Which lines hold the word "Predicted"? Show each of them.

******************************

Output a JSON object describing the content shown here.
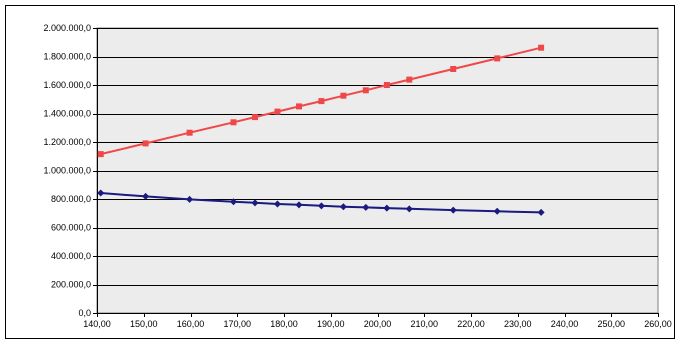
{
  "chart_data": {
    "type": "line",
    "title": "",
    "xlabel": "",
    "ylabel": "",
    "xlim": [
      140,
      260
    ],
    "ylim": [
      0,
      2000000
    ],
    "x_ticks": [
      140,
      150,
      160,
      170,
      180,
      190,
      200,
      210,
      220,
      230,
      240,
      250,
      260
    ],
    "y_ticks": [
      0,
      200000,
      400000,
      600000,
      800000,
      1000000,
      1200000,
      1400000,
      1600000,
      1800000,
      2000000
    ],
    "x_tick_labels": [
      "140,00",
      "150,00",
      "160,00",
      "170,00",
      "180,00",
      "190,00",
      "200,00",
      "210,00",
      "220,00",
      "230,00",
      "240,00",
      "250,00",
      "260,00"
    ],
    "y_tick_labels": [
      "0,0",
      "200.000,0",
      "400.000,0",
      "600.000,0",
      "800.000,0",
      "1.000.000,0",
      "1.200.000,0",
      "1.400.000,0",
      "1.600.000,0",
      "1.800.000,0",
      "2.000.000,0"
    ],
    "grid": "horizontal",
    "legend": "none",
    "plot_background": "#ececec",
    "series": [
      {
        "color": "#f04848",
        "marker": "square",
        "points": [
          [
            140.8,
            1115000
          ],
          [
            150.4,
            1190000
          ],
          [
            159.8,
            1265000
          ],
          [
            169.2,
            1338000
          ],
          [
            173.8,
            1375000
          ],
          [
            178.6,
            1413000
          ],
          [
            183.2,
            1450000
          ],
          [
            188.0,
            1487000
          ],
          [
            192.7,
            1525000
          ],
          [
            197.5,
            1563000
          ],
          [
            202.0,
            1600000
          ],
          [
            206.8,
            1638000
          ],
          [
            216.2,
            1712000
          ],
          [
            225.6,
            1787000
          ],
          [
            235.0,
            1862000
          ]
        ]
      },
      {
        "color": "#1a1a80",
        "marker": "diamond",
        "points": [
          [
            140.8,
            842000
          ],
          [
            150.4,
            818000
          ],
          [
            159.8,
            797000
          ],
          [
            169.2,
            781000
          ],
          [
            173.8,
            773000
          ],
          [
            178.6,
            765000
          ],
          [
            183.2,
            759000
          ],
          [
            188.0,
            752000
          ],
          [
            192.7,
            746000
          ],
          [
            197.5,
            741000
          ],
          [
            202.0,
            736000
          ],
          [
            206.8,
            731000
          ],
          [
            216.2,
            722000
          ],
          [
            225.6,
            714000
          ],
          [
            235.0,
            706000
          ]
        ]
      }
    ]
  }
}
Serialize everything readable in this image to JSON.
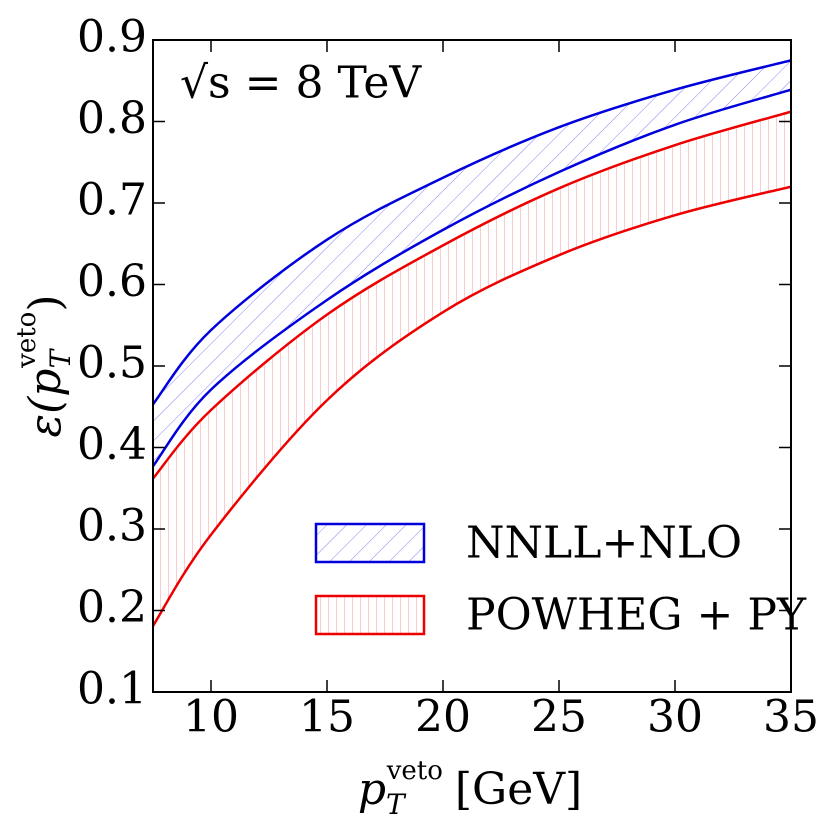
{
  "chart_data": {
    "type": "band",
    "annotation": "√s = 8 TeV",
    "xlabel": {
      "symbol": "p",
      "sub": "T",
      "sup": "veto",
      "unit": "[GeV]"
    },
    "ylabel": {
      "symbol": "ε(p",
      "sub": "T",
      "sup": "veto",
      "close": ")"
    },
    "x": [
      7.5,
      10,
      15,
      20,
      25,
      30,
      35
    ],
    "series": [
      {
        "name": "NNLL+NLO",
        "color": "#0000dd",
        "hatch": "diagonal",
        "upper": [
          0.453,
          0.544,
          0.655,
          0.731,
          0.793,
          0.839,
          0.875
        ],
        "lower": [
          0.377,
          0.471,
          0.581,
          0.667,
          0.738,
          0.796,
          0.839
        ]
      },
      {
        "name": "POWHEG + PY",
        "color": "#ee0000",
        "hatch": "vertical",
        "upper": [
          0.362,
          0.446,
          0.563,
          0.648,
          0.718,
          0.771,
          0.812
        ],
        "lower": [
          0.181,
          0.293,
          0.458,
          0.566,
          0.636,
          0.685,
          0.72
        ]
      }
    ],
    "xlim": [
      7.5,
      35
    ],
    "xticks": [
      10,
      15,
      20,
      25,
      30,
      35
    ],
    "ylim": [
      0.1,
      0.9
    ],
    "yticks": [
      0.1,
      0.2,
      0.3,
      0.4,
      0.5,
      0.6,
      0.7,
      0.8,
      0.9
    ],
    "legend": "lower right"
  }
}
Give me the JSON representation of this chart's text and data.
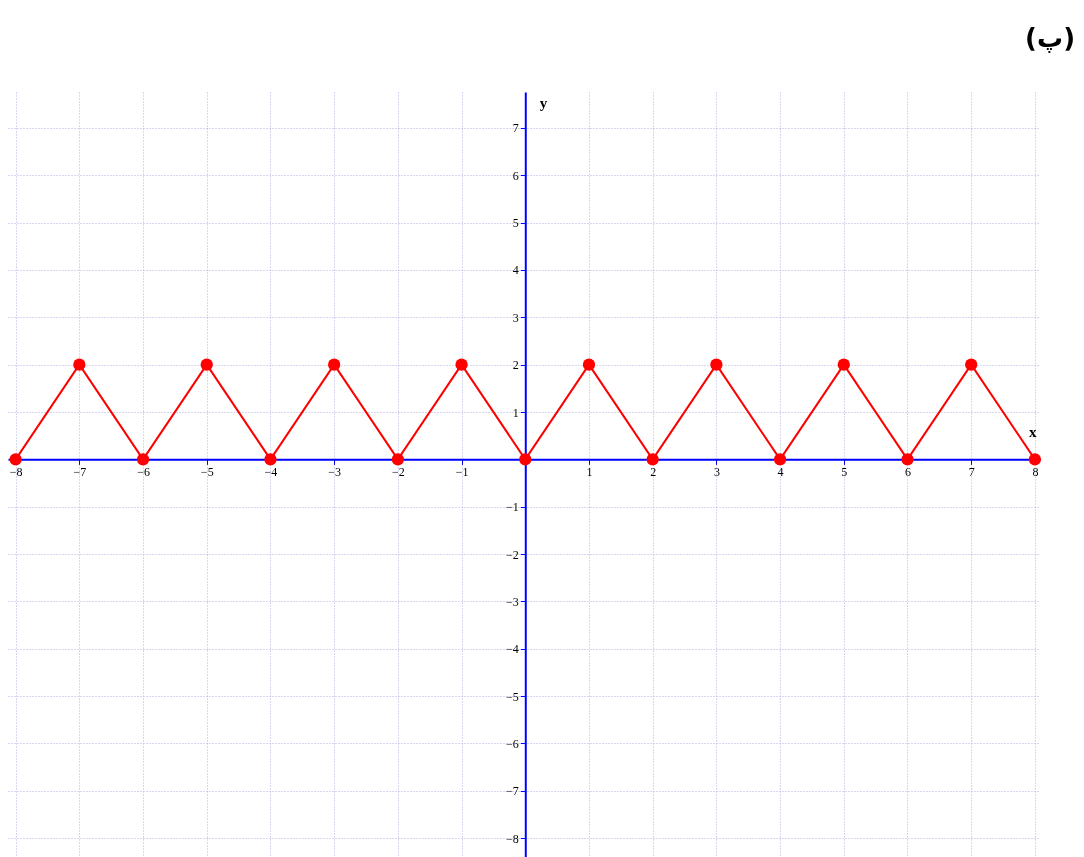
{
  "chart_data": {
    "type": "line",
    "title": "(پ)",
    "xlabel": "x",
    "ylabel": "y",
    "x": [
      -8,
      -7,
      -6,
      -5,
      -4,
      -3,
      -2,
      -1,
      0,
      1,
      2,
      3,
      4,
      5,
      6,
      7,
      8
    ],
    "series": [
      {
        "color": "#ff0000",
        "values": [
          0,
          2,
          0,
          2,
          0,
          2,
          0,
          2,
          0,
          2,
          0,
          2,
          0,
          2,
          0,
          2,
          0
        ]
      }
    ],
    "xlim": [
      -8.12,
      8.08
    ],
    "ylim": [
      -8.4,
      7.76
    ],
    "xticks": [
      -8,
      -7,
      -6,
      -5,
      -4,
      -3,
      -2,
      -1,
      1,
      2,
      3,
      4,
      5,
      6,
      7,
      8
    ],
    "yticks": [
      -8,
      -7,
      -6,
      -5,
      -4,
      -3,
      -2,
      -1,
      1,
      2,
      3,
      4,
      5,
      6,
      7
    ],
    "grid": true,
    "marker": "circle",
    "line_style": "solid",
    "legend": false
  }
}
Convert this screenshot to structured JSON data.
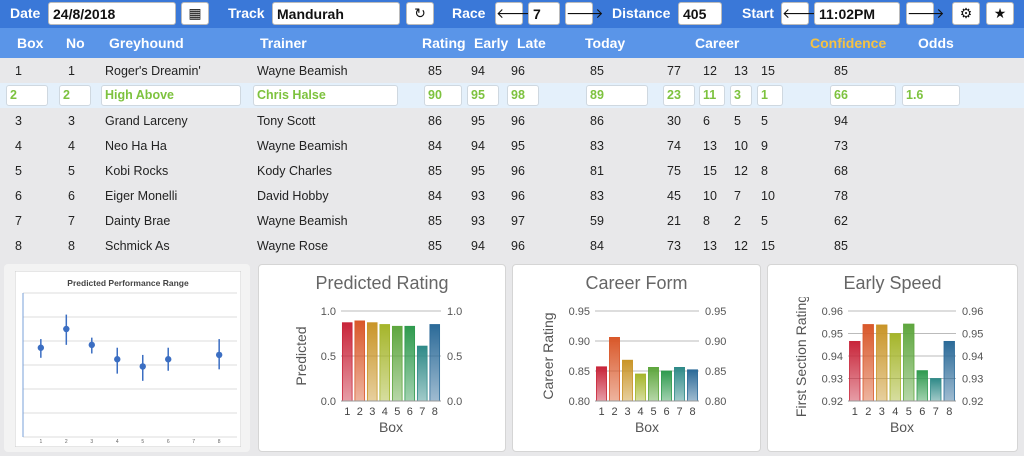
{
  "toolbar": {
    "date_label": "Date",
    "date_value": "24/8/2018",
    "track_label": "Track",
    "track_value": "Mandurah",
    "race_label": "Race",
    "race_value": "7",
    "distance_label": "Distance",
    "distance_value": "405",
    "start_label": "Start",
    "start_value": "11:02PM"
  },
  "columns": [
    "Box",
    "No",
    "Greyhound",
    "Trainer",
    "Rating",
    "Early",
    "Late",
    "Today",
    "Career",
    "Confidence",
    "Odds"
  ],
  "rows": [
    {
      "box": "1",
      "no": "1",
      "dog": "Roger's Dreamin'",
      "trainer": "Wayne Beamish",
      "rating": "85",
      "early": "94",
      "late": "96",
      "today": "85",
      "c1": "77",
      "c2": "12",
      "c3": "13",
      "c4": "15",
      "conf": "85",
      "odds": ""
    },
    {
      "box": "2",
      "no": "2",
      "dog": "High Above",
      "trainer": "Chris Halse",
      "rating": "90",
      "early": "95",
      "late": "98",
      "today": "89",
      "c1": "23",
      "c2": "11",
      "c3": "3",
      "c4": "1",
      "conf": "66",
      "odds": "1.6"
    },
    {
      "box": "3",
      "no": "3",
      "dog": "Grand Larceny",
      "trainer": "Tony Scott",
      "rating": "86",
      "early": "95",
      "late": "96",
      "today": "86",
      "c1": "30",
      "c2": "6",
      "c3": "5",
      "c4": "5",
      "conf": "94",
      "odds": ""
    },
    {
      "box": "4",
      "no": "4",
      "dog": "Neo Ha Ha",
      "trainer": "Wayne Beamish",
      "rating": "84",
      "early": "94",
      "late": "95",
      "today": "83",
      "c1": "74",
      "c2": "13",
      "c3": "10",
      "c4": "9",
      "conf": "73",
      "odds": ""
    },
    {
      "box": "5",
      "no": "5",
      "dog": "Kobi Rocks",
      "trainer": "Kody Charles",
      "rating": "85",
      "early": "95",
      "late": "96",
      "today": "81",
      "c1": "75",
      "c2": "15",
      "c3": "12",
      "c4": "8",
      "conf": "68",
      "odds": ""
    },
    {
      "box": "6",
      "no": "6",
      "dog": "Eiger Monelli",
      "trainer": "David Hobby",
      "rating": "84",
      "early": "93",
      "late": "96",
      "today": "83",
      "c1": "45",
      "c2": "10",
      "c3": "7",
      "c4": "10",
      "conf": "78",
      "odds": ""
    },
    {
      "box": "7",
      "no": "7",
      "dog": "Dainty Brae",
      "trainer": "Wayne Beamish",
      "rating": "85",
      "early": "93",
      "late": "97",
      "today": "59",
      "c1": "21",
      "c2": "8",
      "c3": "2",
      "c4": "5",
      "conf": "62",
      "odds": ""
    },
    {
      "box": "8",
      "no": "8",
      "dog": "Schmick As",
      "trainer": "Wayne Rose",
      "rating": "85",
      "early": "94",
      "late": "96",
      "today": "84",
      "c1": "73",
      "c2": "13",
      "c3": "12",
      "c4": "15",
      "conf": "85",
      "odds": ""
    }
  ],
  "colors": {
    "accent": "#3a78d8",
    "header": "#5a95e8",
    "confidence": "#f5c242",
    "selected_text": "#7dc23e"
  },
  "chart_data": [
    {
      "type": "scatter",
      "title": "Predicted Performance Range",
      "categories": [
        "1",
        "2",
        "3",
        "4",
        "5",
        "6",
        "7",
        "8"
      ],
      "points": [
        {
          "x": 1,
          "y": 0.62,
          "lo": 0.55,
          "hi": 0.68
        },
        {
          "x": 2,
          "y": 0.75,
          "lo": 0.64,
          "hi": 0.85
        },
        {
          "x": 3,
          "y": 0.64,
          "lo": 0.58,
          "hi": 0.69
        },
        {
          "x": 4,
          "y": 0.54,
          "lo": 0.44,
          "hi": 0.62
        },
        {
          "x": 5,
          "y": 0.49,
          "lo": 0.39,
          "hi": 0.57
        },
        {
          "x": 6,
          "y": 0.54,
          "lo": 0.46,
          "hi": 0.62
        },
        {
          "x": 7,
          "y": null
        },
        {
          "x": 8,
          "y": 0.57,
          "lo": 0.47,
          "hi": 0.68
        }
      ]
    },
    {
      "type": "bar",
      "title": "Predicted Rating",
      "categories": [
        "1",
        "2",
        "3",
        "4",
        "5",
        "6",
        "7",
        "8"
      ],
      "values": [
        0.87,
        0.89,
        0.87,
        0.85,
        0.83,
        0.83,
        0.61,
        0.85
      ],
      "xlabel": "Box",
      "ylabel": "Predicted",
      "ylim": [
        0,
        1.0
      ],
      "ticks": [
        "0.0",
        "0.5",
        "1.0"
      ]
    },
    {
      "type": "bar",
      "title": "Career Form",
      "categories": [
        "1",
        "2",
        "3",
        "4",
        "5",
        "6",
        "7",
        "8"
      ],
      "values": [
        0.857,
        0.906,
        0.868,
        0.845,
        0.856,
        0.85,
        0.856,
        0.852
      ],
      "xlabel": "Box",
      "ylabel": "Career Rating",
      "ylim": [
        0.8,
        0.95
      ],
      "ticks": [
        "0.80",
        "0.85",
        "0.90",
        "0.95"
      ]
    },
    {
      "type": "bar",
      "title": "Early Speed",
      "categories": [
        "1",
        "2",
        "3",
        "4",
        "5",
        "6",
        "7",
        "8"
      ],
      "values": [
        0.9465,
        0.954,
        0.9538,
        0.95,
        0.9542,
        0.9335,
        0.93,
        0.9465
      ],
      "xlabel": "Box",
      "ylabel": "First Section Rating",
      "ylim": [
        0.92,
        0.96
      ],
      "ticks": [
        "0.92",
        "0.93",
        "0.94",
        "0.95",
        "0.96"
      ]
    }
  ]
}
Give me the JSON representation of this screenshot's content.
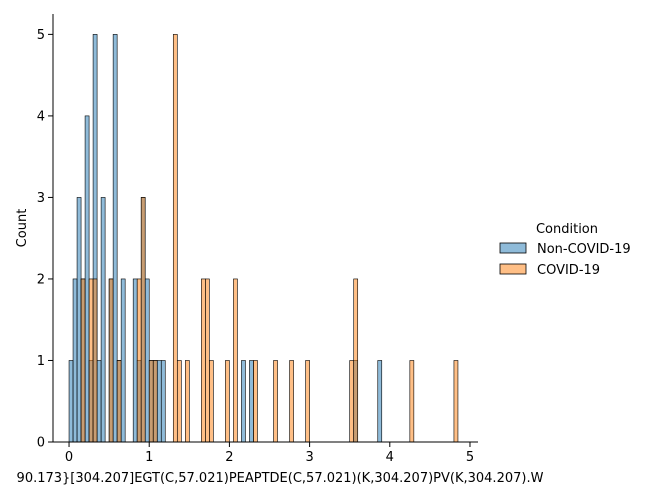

******************************

Written solution:
      "title": "Predicted Performance Range",
      "title": "Predicted Rating",
      "ylabel": "Predicted",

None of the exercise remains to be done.